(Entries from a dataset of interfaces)
--- START ---

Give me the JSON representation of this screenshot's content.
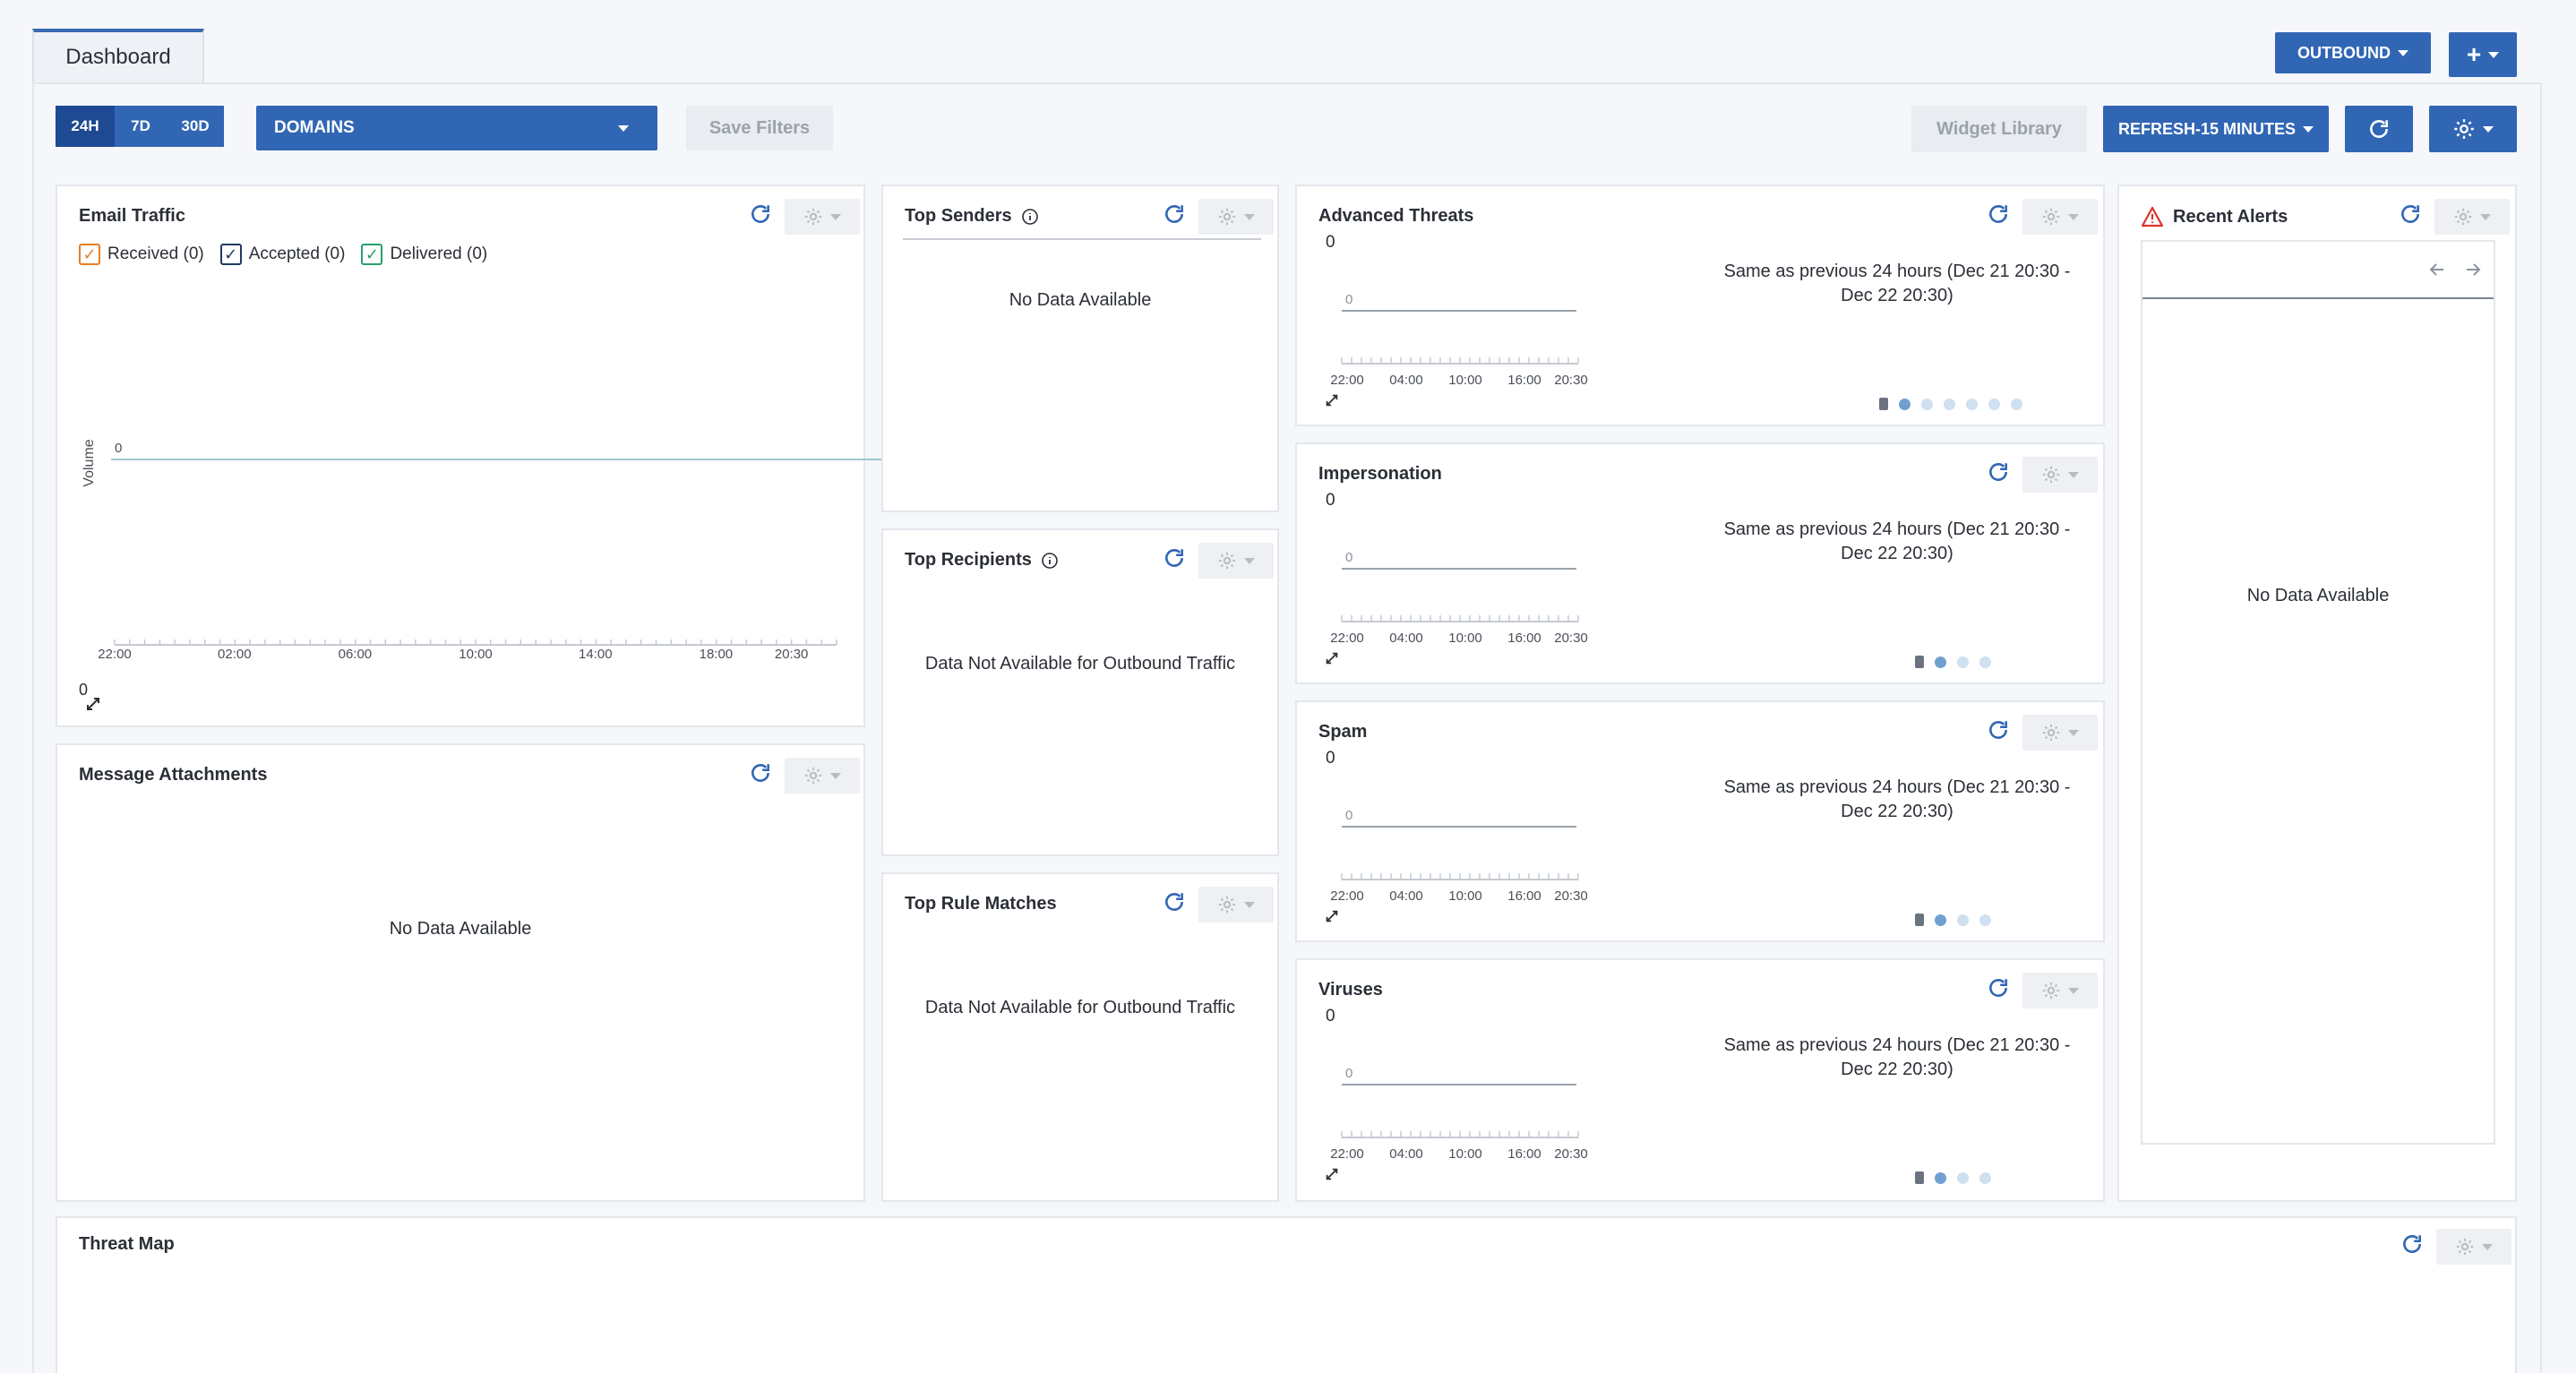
{
  "tabs": {
    "dashboard": "Dashboard"
  },
  "topbar": {
    "direction_label": "OUTBOUND",
    "add_label": "+"
  },
  "toolbar": {
    "ranges": [
      "24H",
      "7D",
      "30D"
    ],
    "active_range": "24H",
    "domains_label": "DOMAINS",
    "save_filters": "Save Filters",
    "widget_library": "Widget Library",
    "refresh_interval": "REFRESH-15 MINUTES"
  },
  "email_traffic": {
    "title": "Email Traffic",
    "legend": [
      {
        "label": "Received (0)",
        "color": "#e67e22"
      },
      {
        "label": "Accepted (0)",
        "color": "#1f3a60"
      },
      {
        "label": "Delivered (0)",
        "color": "#27a06a"
      }
    ],
    "ylabel": "Volume",
    "zero_label": "0",
    "x_ticks": [
      "22:00",
      "02:00",
      "06:00",
      "10:00",
      "14:00",
      "18:00",
      "20:30"
    ],
    "footer_value": "0"
  },
  "top_senders": {
    "title": "Top Senders",
    "message": "No Data Available"
  },
  "top_recipients": {
    "title": "Top Recipients",
    "message": "Data Not Available for Outbound Traffic"
  },
  "top_rule_matches": {
    "title": "Top Rule Matches",
    "message": "Data Not Available for Outbound Traffic"
  },
  "message_attachments": {
    "title": "Message Attachments",
    "message": "No Data Available"
  },
  "threats": [
    {
      "title": "Advanced Threats",
      "value": "0",
      "zero": "0",
      "comparison": "Same as previous 24 hours (Dec 21 20:30 - Dec 22 20:30)",
      "x_ticks": [
        "22:00",
        "04:00",
        "10:00",
        "16:00",
        "20:30"
      ],
      "pages": 6
    },
    {
      "title": "Impersonation",
      "value": "0",
      "zero": "0",
      "comparison": "Same as previous 24 hours (Dec 21 20:30 - Dec 22 20:30)",
      "x_ticks": [
        "22:00",
        "04:00",
        "10:00",
        "16:00",
        "20:30"
      ],
      "pages": 3
    },
    {
      "title": "Spam",
      "value": "0",
      "zero": "0",
      "comparison": "Same as previous 24 hours (Dec 21 20:30 - Dec 22 20:30)",
      "x_ticks": [
        "22:00",
        "04:00",
        "10:00",
        "16:00",
        "20:30"
      ],
      "pages": 3
    },
    {
      "title": "Viruses",
      "value": "0",
      "zero": "0",
      "comparison": "Same as previous 24 hours (Dec 21 20:30 - Dec 22 20:30)",
      "x_ticks": [
        "22:00",
        "04:00",
        "10:00",
        "16:00",
        "20:30"
      ],
      "pages": 3
    }
  ],
  "recent_alerts": {
    "title": "Recent Alerts",
    "message": "No Data Available"
  },
  "threat_map": {
    "title": "Threat Map"
  },
  "colors": {
    "accent": "#3166b4",
    "alert": "#d9342b"
  }
}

--- END ---

▶ _PROBLEM_
Reproduce every line above exactly as written, omitting the images.

▶ _REPLY_
Give me the JSON representation of this screenshot's content.
{
  "tabs": {
    "dashboard": "Dashboard"
  },
  "topbar": {
    "direction_label": "OUTBOUND",
    "add_label": "+"
  },
  "toolbar": {
    "ranges": [
      "24H",
      "7D",
      "30D"
    ],
    "active_range": "24H",
    "domains_label": "DOMAINS",
    "save_filters": "Save Filters",
    "widget_library": "Widget Library",
    "refresh_interval": "REFRESH-15 MINUTES"
  },
  "email_traffic": {
    "title": "Email Traffic",
    "legend": [
      {
        "label": "Received (0)",
        "color": "#e67e22"
      },
      {
        "label": "Accepted (0)",
        "color": "#1f3a60"
      },
      {
        "label": "Delivered (0)",
        "color": "#27a06a"
      }
    ],
    "ylabel": "Volume",
    "zero_label": "0",
    "x_ticks": [
      "22:00",
      "02:00",
      "06:00",
      "10:00",
      "14:00",
      "18:00",
      "20:30"
    ],
    "footer_value": "0"
  },
  "top_senders": {
    "title": "Top Senders",
    "message": "No Data Available"
  },
  "top_recipients": {
    "title": "Top Recipients",
    "message": "Data Not Available for Outbound Traffic"
  },
  "top_rule_matches": {
    "title": "Top Rule Matches",
    "message": "Data Not Available for Outbound Traffic"
  },
  "message_attachments": {
    "title": "Message Attachments",
    "message": "No Data Available"
  },
  "threats": [
    {
      "title": "Advanced Threats",
      "value": "0",
      "zero": "0",
      "comparison": "Same as previous 24 hours (Dec 21 20:30 - Dec 22 20:30)",
      "x_ticks": [
        "22:00",
        "04:00",
        "10:00",
        "16:00",
        "20:30"
      ],
      "pages": 6
    },
    {
      "title": "Impersonation",
      "value": "0",
      "zero": "0",
      "comparison": "Same as previous 24 hours (Dec 21 20:30 - Dec 22 20:30)",
      "x_ticks": [
        "22:00",
        "04:00",
        "10:00",
        "16:00",
        "20:30"
      ],
      "pages": 3
    },
    {
      "title": "Spam",
      "value": "0",
      "zero": "0",
      "comparison": "Same as previous 24 hours (Dec 21 20:30 - Dec 22 20:30)",
      "x_ticks": [
        "22:00",
        "04:00",
        "10:00",
        "16:00",
        "20:30"
      ],
      "pages": 3
    },
    {
      "title": "Viruses",
      "value": "0",
      "zero": "0",
      "comparison": "Same as previous 24 hours (Dec 21 20:30 - Dec 22 20:30)",
      "x_ticks": [
        "22:00",
        "04:00",
        "10:00",
        "16:00",
        "20:30"
      ],
      "pages": 3
    }
  ],
  "recent_alerts": {
    "title": "Recent Alerts",
    "message": "No Data Available"
  },
  "threat_map": {
    "title": "Threat Map"
  },
  "colors": {
    "accent": "#3166b4",
    "alert": "#d9342b"
  }
}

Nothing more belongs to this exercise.